WHAT IS NEEDED:
Each line of the material below that holds the word "false" needs to be copied.

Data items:
"""

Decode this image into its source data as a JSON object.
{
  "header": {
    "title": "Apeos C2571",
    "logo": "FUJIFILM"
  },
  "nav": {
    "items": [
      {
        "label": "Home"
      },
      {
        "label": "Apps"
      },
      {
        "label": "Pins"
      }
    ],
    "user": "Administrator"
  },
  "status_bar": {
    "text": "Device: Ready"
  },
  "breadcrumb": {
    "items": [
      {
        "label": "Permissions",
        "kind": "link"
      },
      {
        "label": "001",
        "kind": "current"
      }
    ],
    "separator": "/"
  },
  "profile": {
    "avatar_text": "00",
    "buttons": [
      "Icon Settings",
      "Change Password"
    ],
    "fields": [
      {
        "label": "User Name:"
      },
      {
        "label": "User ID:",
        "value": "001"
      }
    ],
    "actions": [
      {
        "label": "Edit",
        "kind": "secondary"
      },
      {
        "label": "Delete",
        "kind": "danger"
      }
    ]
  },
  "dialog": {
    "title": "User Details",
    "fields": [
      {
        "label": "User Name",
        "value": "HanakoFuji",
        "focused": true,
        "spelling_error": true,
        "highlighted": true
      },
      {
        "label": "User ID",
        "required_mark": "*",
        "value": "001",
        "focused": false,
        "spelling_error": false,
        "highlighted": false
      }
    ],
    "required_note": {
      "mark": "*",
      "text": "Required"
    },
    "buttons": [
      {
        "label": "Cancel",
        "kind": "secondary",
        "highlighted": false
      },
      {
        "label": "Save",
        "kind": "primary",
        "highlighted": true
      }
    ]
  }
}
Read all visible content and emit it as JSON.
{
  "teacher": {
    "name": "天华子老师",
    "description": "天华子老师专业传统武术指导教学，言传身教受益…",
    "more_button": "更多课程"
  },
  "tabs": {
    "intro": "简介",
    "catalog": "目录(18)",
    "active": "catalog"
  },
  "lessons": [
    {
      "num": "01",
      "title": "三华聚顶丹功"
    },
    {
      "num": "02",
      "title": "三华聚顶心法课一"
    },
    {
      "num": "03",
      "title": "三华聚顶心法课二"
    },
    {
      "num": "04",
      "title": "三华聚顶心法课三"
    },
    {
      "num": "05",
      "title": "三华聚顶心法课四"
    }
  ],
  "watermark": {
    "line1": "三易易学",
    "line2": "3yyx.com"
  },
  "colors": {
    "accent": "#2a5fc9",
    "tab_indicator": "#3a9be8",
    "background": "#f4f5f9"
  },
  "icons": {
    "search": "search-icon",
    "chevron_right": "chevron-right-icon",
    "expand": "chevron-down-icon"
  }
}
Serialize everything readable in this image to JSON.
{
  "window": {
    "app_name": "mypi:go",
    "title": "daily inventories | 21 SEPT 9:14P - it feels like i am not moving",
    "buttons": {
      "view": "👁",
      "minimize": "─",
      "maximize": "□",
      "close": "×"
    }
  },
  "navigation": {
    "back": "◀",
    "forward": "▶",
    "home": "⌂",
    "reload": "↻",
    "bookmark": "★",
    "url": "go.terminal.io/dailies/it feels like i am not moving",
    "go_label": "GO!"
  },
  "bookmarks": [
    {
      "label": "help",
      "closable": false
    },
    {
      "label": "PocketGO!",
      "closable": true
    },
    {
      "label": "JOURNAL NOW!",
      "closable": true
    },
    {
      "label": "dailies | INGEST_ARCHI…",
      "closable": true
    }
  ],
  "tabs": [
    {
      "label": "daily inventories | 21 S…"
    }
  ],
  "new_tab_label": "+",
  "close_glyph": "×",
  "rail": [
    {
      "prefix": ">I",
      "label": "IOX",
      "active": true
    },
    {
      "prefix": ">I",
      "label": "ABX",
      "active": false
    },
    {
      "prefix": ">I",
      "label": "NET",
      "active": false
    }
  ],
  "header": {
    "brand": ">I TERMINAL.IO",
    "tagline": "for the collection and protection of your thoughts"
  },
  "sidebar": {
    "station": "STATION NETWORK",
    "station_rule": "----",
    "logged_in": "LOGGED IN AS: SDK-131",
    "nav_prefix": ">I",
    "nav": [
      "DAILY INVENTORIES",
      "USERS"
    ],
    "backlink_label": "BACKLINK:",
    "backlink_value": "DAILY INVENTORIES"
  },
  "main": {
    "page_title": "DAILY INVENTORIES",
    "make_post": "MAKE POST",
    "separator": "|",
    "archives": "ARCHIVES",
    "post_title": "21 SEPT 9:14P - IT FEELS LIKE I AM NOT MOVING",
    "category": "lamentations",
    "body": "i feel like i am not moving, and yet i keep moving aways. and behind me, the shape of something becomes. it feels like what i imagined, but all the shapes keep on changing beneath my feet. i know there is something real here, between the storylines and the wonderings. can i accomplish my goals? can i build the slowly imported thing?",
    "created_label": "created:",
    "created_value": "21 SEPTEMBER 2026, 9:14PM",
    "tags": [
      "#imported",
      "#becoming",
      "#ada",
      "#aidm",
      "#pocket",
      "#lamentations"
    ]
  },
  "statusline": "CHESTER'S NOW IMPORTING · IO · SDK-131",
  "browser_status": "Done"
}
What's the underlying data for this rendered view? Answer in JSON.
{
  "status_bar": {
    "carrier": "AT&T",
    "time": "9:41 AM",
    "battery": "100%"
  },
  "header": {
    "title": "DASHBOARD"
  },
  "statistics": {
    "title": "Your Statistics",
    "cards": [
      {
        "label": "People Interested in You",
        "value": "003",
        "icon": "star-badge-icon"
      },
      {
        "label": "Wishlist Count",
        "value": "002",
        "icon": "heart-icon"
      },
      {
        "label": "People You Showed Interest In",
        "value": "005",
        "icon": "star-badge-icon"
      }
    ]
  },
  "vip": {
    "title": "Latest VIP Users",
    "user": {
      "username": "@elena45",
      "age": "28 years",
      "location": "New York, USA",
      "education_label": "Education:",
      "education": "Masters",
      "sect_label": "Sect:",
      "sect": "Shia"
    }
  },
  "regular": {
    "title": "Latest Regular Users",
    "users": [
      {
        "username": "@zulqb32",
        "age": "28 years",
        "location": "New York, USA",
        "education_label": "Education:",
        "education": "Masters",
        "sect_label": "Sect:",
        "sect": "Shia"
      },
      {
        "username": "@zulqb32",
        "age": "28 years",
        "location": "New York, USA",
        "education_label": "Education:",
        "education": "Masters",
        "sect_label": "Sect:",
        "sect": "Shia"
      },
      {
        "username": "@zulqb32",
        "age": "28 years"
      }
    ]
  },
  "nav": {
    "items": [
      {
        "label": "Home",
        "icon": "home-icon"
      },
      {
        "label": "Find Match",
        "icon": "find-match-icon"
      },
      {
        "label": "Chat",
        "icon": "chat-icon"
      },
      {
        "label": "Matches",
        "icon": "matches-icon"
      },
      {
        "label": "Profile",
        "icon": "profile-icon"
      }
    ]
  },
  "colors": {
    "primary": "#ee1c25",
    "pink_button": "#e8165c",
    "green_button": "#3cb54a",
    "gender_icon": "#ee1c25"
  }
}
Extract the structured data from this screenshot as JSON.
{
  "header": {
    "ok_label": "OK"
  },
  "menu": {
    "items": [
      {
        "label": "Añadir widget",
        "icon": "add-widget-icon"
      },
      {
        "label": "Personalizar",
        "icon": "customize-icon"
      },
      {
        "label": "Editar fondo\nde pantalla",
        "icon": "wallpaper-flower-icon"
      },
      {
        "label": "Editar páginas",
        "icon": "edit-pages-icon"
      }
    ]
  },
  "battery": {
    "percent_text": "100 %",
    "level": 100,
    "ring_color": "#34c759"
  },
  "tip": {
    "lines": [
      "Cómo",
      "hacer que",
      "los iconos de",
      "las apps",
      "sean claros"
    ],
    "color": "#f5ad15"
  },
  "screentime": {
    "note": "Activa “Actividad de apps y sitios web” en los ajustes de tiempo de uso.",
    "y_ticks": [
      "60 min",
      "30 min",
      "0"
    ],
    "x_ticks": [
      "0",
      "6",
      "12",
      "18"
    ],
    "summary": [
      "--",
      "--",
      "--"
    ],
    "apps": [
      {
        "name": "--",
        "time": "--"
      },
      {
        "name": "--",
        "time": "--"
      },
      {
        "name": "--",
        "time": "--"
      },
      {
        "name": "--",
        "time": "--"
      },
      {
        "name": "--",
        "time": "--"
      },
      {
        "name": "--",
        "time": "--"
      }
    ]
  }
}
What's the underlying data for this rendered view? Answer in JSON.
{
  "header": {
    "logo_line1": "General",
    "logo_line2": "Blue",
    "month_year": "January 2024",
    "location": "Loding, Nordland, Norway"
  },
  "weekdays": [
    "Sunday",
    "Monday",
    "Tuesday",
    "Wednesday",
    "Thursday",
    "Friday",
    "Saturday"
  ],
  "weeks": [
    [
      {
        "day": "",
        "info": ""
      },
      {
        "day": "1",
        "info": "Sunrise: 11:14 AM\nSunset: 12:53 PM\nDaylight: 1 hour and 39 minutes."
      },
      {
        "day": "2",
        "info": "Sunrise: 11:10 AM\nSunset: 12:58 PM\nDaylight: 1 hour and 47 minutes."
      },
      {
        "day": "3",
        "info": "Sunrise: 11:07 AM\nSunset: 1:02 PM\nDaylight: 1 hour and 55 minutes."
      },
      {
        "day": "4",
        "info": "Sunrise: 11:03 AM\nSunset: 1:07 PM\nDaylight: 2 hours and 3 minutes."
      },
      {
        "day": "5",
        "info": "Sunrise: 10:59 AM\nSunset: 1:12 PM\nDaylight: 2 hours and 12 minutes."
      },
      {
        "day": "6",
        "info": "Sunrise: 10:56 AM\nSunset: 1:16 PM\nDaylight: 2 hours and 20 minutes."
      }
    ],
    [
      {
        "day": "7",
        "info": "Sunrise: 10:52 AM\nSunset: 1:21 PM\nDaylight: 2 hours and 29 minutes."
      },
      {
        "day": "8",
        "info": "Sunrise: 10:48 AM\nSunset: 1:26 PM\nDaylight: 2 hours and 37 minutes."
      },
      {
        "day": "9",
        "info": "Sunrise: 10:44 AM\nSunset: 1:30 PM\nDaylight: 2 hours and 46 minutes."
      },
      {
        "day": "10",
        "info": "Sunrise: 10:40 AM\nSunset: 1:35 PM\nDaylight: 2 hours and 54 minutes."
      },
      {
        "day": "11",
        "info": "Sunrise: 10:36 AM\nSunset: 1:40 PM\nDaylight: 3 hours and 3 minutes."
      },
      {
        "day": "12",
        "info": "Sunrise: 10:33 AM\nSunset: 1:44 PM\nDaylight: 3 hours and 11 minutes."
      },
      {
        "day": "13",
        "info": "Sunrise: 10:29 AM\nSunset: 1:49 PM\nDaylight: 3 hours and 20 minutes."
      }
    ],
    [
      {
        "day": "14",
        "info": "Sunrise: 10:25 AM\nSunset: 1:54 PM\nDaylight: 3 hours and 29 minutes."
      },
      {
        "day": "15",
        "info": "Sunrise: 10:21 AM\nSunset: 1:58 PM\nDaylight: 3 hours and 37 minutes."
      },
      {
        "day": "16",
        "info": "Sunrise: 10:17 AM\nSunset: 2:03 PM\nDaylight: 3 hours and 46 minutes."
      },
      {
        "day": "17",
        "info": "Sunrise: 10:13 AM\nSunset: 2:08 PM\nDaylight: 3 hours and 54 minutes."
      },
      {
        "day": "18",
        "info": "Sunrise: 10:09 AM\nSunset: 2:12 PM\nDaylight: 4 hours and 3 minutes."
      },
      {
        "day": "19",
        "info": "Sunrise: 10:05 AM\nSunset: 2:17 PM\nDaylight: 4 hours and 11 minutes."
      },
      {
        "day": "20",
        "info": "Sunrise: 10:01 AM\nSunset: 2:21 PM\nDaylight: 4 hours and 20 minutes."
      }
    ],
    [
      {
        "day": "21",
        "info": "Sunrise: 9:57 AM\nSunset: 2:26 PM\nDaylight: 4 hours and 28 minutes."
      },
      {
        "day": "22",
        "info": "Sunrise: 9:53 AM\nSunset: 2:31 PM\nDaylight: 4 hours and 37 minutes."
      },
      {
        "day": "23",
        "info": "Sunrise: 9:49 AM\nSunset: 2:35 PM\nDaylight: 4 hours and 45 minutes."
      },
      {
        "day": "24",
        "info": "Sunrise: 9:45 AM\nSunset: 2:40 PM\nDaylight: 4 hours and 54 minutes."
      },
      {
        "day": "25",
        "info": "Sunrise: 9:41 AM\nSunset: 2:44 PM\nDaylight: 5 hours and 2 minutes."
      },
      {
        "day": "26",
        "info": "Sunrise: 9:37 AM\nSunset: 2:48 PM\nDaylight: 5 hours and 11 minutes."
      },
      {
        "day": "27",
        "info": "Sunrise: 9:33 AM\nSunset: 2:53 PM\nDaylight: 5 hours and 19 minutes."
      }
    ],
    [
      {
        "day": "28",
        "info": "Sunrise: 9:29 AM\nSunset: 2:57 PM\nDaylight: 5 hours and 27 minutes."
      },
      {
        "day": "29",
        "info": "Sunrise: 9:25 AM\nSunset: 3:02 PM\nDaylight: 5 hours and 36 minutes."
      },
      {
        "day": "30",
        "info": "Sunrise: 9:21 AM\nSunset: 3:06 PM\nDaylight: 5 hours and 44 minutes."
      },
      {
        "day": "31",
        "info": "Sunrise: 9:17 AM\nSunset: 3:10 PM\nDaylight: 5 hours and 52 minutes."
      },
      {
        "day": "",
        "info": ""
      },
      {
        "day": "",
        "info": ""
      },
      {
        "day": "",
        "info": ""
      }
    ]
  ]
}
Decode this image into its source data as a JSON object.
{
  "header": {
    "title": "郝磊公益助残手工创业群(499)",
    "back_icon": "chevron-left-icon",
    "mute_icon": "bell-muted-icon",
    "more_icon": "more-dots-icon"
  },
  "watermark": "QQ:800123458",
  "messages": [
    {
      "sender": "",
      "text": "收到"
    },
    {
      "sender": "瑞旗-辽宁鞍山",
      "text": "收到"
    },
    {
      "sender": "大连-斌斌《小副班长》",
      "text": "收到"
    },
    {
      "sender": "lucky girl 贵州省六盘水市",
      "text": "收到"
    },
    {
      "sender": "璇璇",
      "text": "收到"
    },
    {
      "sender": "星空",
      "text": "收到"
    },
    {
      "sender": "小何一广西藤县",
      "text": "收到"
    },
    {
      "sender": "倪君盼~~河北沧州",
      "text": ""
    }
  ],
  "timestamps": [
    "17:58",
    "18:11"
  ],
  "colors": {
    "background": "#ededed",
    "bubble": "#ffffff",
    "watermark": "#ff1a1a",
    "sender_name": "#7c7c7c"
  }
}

"""

OUTPUT BELOW:
        "focused": false,
        "spelling_error": false,
        "highlighted": false
        "highlighted": false
      "closable": false
      "active": false
      "active": false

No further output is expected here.